> [Exercise directions]: Can you format every line of the material below as a single numbered list, leaving out any blank lines?

> [Coordinate annotation records]:
********************

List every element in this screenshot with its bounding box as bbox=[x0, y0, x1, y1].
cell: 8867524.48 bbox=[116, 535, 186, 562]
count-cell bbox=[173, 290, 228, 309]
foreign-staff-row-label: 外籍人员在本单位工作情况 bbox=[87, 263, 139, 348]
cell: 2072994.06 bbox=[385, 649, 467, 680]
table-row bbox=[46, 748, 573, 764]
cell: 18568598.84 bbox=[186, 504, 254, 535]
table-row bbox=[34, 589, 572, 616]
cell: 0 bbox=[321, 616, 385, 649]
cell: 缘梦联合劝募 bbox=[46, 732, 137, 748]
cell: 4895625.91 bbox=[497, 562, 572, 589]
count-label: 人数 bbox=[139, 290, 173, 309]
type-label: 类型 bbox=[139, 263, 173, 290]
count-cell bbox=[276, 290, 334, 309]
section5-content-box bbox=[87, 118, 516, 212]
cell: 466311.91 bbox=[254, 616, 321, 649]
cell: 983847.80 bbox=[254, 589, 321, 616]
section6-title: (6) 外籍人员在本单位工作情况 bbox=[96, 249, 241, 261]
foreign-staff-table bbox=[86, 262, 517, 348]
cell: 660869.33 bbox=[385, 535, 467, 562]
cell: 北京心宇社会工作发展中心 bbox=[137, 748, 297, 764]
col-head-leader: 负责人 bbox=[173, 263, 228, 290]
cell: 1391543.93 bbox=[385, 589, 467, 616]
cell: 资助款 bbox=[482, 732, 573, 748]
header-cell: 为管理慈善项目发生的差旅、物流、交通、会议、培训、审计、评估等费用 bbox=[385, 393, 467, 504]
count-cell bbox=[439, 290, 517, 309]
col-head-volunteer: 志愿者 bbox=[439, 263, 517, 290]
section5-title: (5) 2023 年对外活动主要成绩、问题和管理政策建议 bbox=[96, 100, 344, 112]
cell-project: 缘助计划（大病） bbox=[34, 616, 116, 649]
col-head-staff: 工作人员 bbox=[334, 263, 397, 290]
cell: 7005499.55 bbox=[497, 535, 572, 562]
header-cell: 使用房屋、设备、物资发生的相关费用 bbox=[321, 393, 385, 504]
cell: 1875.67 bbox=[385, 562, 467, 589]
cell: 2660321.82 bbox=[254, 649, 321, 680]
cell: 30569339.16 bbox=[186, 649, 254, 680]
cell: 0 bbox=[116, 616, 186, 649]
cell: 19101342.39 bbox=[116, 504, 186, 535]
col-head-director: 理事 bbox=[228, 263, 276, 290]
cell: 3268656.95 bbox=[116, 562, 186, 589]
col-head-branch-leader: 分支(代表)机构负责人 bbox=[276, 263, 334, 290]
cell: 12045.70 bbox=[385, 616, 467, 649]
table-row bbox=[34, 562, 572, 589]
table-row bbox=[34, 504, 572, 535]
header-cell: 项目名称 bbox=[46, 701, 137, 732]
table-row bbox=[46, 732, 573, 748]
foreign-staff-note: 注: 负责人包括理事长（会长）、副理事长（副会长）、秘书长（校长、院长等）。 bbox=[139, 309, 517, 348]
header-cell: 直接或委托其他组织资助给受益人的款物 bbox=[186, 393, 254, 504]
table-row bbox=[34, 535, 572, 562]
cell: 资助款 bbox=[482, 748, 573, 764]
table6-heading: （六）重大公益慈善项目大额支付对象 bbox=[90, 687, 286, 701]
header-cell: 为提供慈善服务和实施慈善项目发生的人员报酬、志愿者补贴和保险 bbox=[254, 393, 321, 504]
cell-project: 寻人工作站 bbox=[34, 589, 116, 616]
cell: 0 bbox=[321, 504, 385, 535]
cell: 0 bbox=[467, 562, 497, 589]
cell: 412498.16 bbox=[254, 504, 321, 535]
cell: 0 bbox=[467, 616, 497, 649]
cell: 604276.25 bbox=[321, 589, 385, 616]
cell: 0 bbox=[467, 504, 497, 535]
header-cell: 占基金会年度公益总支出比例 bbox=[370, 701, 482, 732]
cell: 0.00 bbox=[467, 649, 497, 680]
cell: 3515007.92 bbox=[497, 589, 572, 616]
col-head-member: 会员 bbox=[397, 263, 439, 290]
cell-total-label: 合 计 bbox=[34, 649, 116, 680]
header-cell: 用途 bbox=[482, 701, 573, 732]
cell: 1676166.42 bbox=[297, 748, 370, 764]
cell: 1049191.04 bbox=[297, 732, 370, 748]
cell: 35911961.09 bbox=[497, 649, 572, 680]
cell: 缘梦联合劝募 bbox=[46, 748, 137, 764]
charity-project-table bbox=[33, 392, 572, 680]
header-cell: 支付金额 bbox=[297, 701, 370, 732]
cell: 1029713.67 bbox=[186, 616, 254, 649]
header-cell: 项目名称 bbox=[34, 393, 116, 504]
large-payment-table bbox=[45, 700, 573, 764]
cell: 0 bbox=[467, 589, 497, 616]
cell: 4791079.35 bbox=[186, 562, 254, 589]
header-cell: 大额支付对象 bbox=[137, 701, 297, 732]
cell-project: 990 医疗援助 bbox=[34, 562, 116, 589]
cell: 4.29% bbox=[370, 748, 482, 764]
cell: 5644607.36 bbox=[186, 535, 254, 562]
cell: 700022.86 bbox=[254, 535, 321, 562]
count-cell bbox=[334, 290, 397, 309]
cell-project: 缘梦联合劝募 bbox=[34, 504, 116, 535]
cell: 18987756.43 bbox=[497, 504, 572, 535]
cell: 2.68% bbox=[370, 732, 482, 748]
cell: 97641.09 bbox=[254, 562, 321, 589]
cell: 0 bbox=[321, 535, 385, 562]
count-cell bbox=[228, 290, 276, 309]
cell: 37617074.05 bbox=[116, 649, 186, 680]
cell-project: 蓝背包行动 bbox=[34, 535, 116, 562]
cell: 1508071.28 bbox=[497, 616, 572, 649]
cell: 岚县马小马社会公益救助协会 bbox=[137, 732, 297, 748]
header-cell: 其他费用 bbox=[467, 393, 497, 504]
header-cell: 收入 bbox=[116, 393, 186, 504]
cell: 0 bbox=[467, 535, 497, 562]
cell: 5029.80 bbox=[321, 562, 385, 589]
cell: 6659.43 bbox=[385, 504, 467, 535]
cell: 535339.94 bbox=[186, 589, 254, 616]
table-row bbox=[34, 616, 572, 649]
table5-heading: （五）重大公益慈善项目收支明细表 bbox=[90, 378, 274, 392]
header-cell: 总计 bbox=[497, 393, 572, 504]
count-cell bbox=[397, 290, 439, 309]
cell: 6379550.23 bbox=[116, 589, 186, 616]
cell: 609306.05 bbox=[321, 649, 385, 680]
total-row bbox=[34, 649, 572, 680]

********************

> [Task response]:
1. List every element in this screenshot with its bounding box as bbox=[x0, y0, x1, y1].
2. cell: 8867524.48 bbox=[116, 535, 186, 562]
3. count-cell bbox=[173, 290, 228, 309]
4. foreign-staff-row-label: 外籍人员在本单位工作情况 bbox=[87, 263, 139, 348]
5. cell: 2072994.06 bbox=[385, 649, 467, 680]
6. table-row bbox=[46, 748, 573, 764]
7. cell: 18568598.84 bbox=[186, 504, 254, 535]
8. table-row bbox=[34, 589, 572, 616]
9. cell: 0 bbox=[321, 616, 385, 649]
10. cell: 缘梦联合劝募 bbox=[46, 732, 137, 748]
11. cell: 4895625.91 bbox=[497, 562, 572, 589]
12. count-label: 人数 bbox=[139, 290, 173, 309]
13. type-label: 类型 bbox=[139, 263, 173, 290]
14. count-cell bbox=[276, 290, 334, 309]
15. section5-content-box bbox=[87, 118, 516, 212]
16. cell: 466311.91 bbox=[254, 616, 321, 649]
17. cell: 983847.80 bbox=[254, 589, 321, 616]
18. section6-title: (6) 外籍人员在本单位工作情况 bbox=[96, 249, 241, 261]
19. foreign-staff-table bbox=[86, 262, 517, 348]
20. cell: 660869.33 bbox=[385, 535, 467, 562]
21. cell: 北京心宇社会工作发展中心 bbox=[137, 748, 297, 764]
22. col-head-leader: 负责人 bbox=[173, 263, 228, 290]
23. cell: 1391543.93 bbox=[385, 589, 467, 616]
24. cell: 资助款 bbox=[482, 732, 573, 748]
25. header-cell: 为管理慈善项目发生的差旅、物流、交通、会议、培训、审计、评估等费用 bbox=[385, 393, 467, 504]
26. count-cell bbox=[439, 290, 517, 309]
27. col-head-volunteer: 志愿者 bbox=[439, 263, 517, 290]
28. section5-title: (5) 2023 年对外活动主要成绩、问题和管理政策建议 bbox=[96, 100, 344, 112]
29. cell-project: 缘助计划（大病） bbox=[34, 616, 116, 649]
30. col-head-staff: 工作人员 bbox=[334, 263, 397, 290]
31. cell: 7005499.55 bbox=[497, 535, 572, 562]
32. header-cell: 使用房屋、设备、物资发生的相关费用 bbox=[321, 393, 385, 504]
33. cell: 1875.67 bbox=[385, 562, 467, 589]
34. cell: 2660321.82 bbox=[254, 649, 321, 680]
35. cell: 30569339.16 bbox=[186, 649, 254, 680]
36. cell: 0 bbox=[116, 616, 186, 649]
37. cell: 19101342.39 bbox=[116, 504, 186, 535]
38. col-head-director: 理事 bbox=[228, 263, 276, 290]
39. cell: 3268656.95 bbox=[116, 562, 186, 589]
40. col-head-branch-leader: 分支(代表)机构负责人 bbox=[276, 263, 334, 290]
41. cell: 12045.70 bbox=[385, 616, 467, 649]
42. table-row bbox=[34, 562, 572, 589]
43. table-row bbox=[34, 504, 572, 535]
44. header-cell: 项目名称 bbox=[46, 701, 137, 732]
45. table-row bbox=[46, 732, 573, 748]
46. foreign-staff-note: 注: 负责人包括理事长（会长）、副理事长（副会长）、秘书长（校长、院长等）。 bbox=[139, 309, 517, 348]
47. header-cell: 直接或委托其他组织资助给受益人的款物 bbox=[186, 393, 254, 504]
48. table-row bbox=[34, 535, 572, 562]
49. cell: 资助款 bbox=[482, 748, 573, 764]
50. table6-heading: （六）重大公益慈善项目大额支付对象 bbox=[90, 687, 286, 701]
51. header-cell: 为提供慈善服务和实施慈善项目发生的人员报酬、志愿者补贴和保险 bbox=[254, 393, 321, 504]
52. cell-project: 寻人工作站 bbox=[34, 589, 116, 616]
53. cell: 0 bbox=[321, 504, 385, 535]
54. cell: 0 bbox=[467, 562, 497, 589]
55. cell: 412498.16 bbox=[254, 504, 321, 535]
56. cell: 0 bbox=[467, 616, 497, 649]
57. cell: 604276.25 bbox=[321, 589, 385, 616]
58. cell: 0 bbox=[467, 504, 497, 535]
59. header-cell: 占基金会年度公益总支出比例 bbox=[370, 701, 482, 732]
60. cell: 0.00 bbox=[467, 649, 497, 680]
61. cell: 3515007.92 bbox=[497, 589, 572, 616]
62. col-head-member: 会员 bbox=[397, 263, 439, 290]
63. cell-total-label: 合 计 bbox=[34, 649, 116, 680]
64. header-cell: 用途 bbox=[482, 701, 573, 732]
65. cell: 1676166.42 bbox=[297, 748, 370, 764]
66. cell: 1049191.04 bbox=[297, 732, 370, 748]
67. cell: 35911961.09 bbox=[497, 649, 572, 680]
68. cell: 缘梦联合劝募 bbox=[46, 748, 137, 764]
69. charity-project-table bbox=[33, 392, 572, 680]
70. header-cell: 支付金额 bbox=[297, 701, 370, 732]
71. cell: 1029713.67 bbox=[186, 616, 254, 649]
72. header-cell: 项目名称 bbox=[34, 393, 116, 504]
73. large-payment-table bbox=[45, 700, 573, 764]
74. cell: 0 bbox=[467, 589, 497, 616]
75. cell: 4791079.35 bbox=[186, 562, 254, 589]
76. header-cell: 大额支付对象 bbox=[137, 701, 297, 732]
77. cell-project: 990 医疗援助 bbox=[34, 562, 116, 589]
78. cell: 4.29% bbox=[370, 748, 482, 764]
79. cell: 5644607.36 bbox=[186, 535, 254, 562]
80. cell: 700022.86 bbox=[254, 535, 321, 562]
81. count-cell bbox=[334, 290, 397, 309]
82. cell-project: 缘梦联合劝募 bbox=[34, 504, 116, 535]
83. cell: 18987756.43 bbox=[497, 504, 572, 535]
84. cell: 2.68% bbox=[370, 732, 482, 748]
85. cell: 97641.09 bbox=[254, 562, 321, 589]
86. cell: 0 bbox=[321, 535, 385, 562]
87. count-cell bbox=[228, 290, 276, 309]
88. cell: 37617074.05 bbox=[116, 649, 186, 680]
89. cell-project: 蓝背包行动 bbox=[34, 535, 116, 562]
90. cell: 1508071.28 bbox=[497, 616, 572, 649]
91. cell: 岚县马小马社会公益救助协会 bbox=[137, 732, 297, 748]
92. header-cell: 其他费用 bbox=[467, 393, 497, 504]
93. header-cell: 收入 bbox=[116, 393, 186, 504]
94. cell: 0 bbox=[467, 535, 497, 562]
95. cell: 5029.80 bbox=[321, 562, 385, 589]
96. cell: 6659.43 bbox=[385, 504, 467, 535]
97. cell: 535339.94 bbox=[186, 589, 254, 616]
98. table-row bbox=[34, 616, 572, 649]
99. table5-heading: （五）重大公益慈善项目收支明细表 bbox=[90, 378, 274, 392]
100. header-cell: 总计 bbox=[497, 393, 572, 504]
101. count-cell bbox=[397, 290, 439, 309]
102. cell: 6379550.23 bbox=[116, 589, 186, 616]
103. cell: 609306.05 bbox=[321, 649, 385, 680]
104. total-row bbox=[34, 649, 572, 680]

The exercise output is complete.